• **What is needed**
Below are some entries. Copy each line that holds the string "Penempatan".

Saved data entries
§ §

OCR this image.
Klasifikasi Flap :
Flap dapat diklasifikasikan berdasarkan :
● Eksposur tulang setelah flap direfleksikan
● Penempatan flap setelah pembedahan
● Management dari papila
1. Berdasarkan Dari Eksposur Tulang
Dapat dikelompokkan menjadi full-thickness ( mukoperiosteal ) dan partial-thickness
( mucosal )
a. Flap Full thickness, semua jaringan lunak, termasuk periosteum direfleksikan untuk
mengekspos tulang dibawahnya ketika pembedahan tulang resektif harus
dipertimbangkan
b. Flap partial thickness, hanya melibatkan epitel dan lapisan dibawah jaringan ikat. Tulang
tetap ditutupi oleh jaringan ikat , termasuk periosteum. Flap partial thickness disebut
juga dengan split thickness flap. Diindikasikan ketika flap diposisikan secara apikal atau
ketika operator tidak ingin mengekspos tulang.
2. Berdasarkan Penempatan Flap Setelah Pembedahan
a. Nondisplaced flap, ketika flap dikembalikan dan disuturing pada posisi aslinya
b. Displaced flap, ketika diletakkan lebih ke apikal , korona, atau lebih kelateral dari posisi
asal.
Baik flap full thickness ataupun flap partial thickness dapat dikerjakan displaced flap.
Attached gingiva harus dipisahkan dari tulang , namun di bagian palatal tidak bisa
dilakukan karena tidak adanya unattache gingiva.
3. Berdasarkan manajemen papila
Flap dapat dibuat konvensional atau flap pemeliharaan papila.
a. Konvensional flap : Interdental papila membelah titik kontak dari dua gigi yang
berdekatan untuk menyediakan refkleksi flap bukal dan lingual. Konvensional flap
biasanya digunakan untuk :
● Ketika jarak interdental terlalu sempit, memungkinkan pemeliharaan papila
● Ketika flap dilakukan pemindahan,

§ §

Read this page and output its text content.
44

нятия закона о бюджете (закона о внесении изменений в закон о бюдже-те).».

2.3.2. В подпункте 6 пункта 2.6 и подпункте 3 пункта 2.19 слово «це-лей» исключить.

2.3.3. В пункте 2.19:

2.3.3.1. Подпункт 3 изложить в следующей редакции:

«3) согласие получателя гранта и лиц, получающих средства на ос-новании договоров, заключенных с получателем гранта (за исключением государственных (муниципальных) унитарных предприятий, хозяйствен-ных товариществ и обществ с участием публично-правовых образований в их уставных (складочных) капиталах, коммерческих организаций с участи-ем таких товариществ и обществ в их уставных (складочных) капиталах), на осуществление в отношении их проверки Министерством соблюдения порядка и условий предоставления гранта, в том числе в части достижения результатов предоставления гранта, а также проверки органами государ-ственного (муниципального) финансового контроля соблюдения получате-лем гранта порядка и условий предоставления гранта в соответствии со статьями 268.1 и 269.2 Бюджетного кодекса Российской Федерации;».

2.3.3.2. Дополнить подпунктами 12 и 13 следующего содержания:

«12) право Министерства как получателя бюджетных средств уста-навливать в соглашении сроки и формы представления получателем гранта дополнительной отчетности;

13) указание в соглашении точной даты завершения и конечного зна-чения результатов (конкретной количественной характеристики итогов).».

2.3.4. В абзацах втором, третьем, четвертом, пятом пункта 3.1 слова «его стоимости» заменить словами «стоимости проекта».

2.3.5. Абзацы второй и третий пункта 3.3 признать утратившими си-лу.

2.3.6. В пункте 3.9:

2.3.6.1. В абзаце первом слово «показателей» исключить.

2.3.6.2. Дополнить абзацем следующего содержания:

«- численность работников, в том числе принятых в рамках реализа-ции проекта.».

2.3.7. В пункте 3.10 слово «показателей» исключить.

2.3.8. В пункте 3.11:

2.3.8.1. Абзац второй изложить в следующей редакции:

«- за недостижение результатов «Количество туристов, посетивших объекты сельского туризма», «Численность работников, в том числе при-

§ §

• **Exercise response**
● Penempatan flap setelah pembedahan
2. Berdasarkan Penempatan Flap Setelah Pembedahan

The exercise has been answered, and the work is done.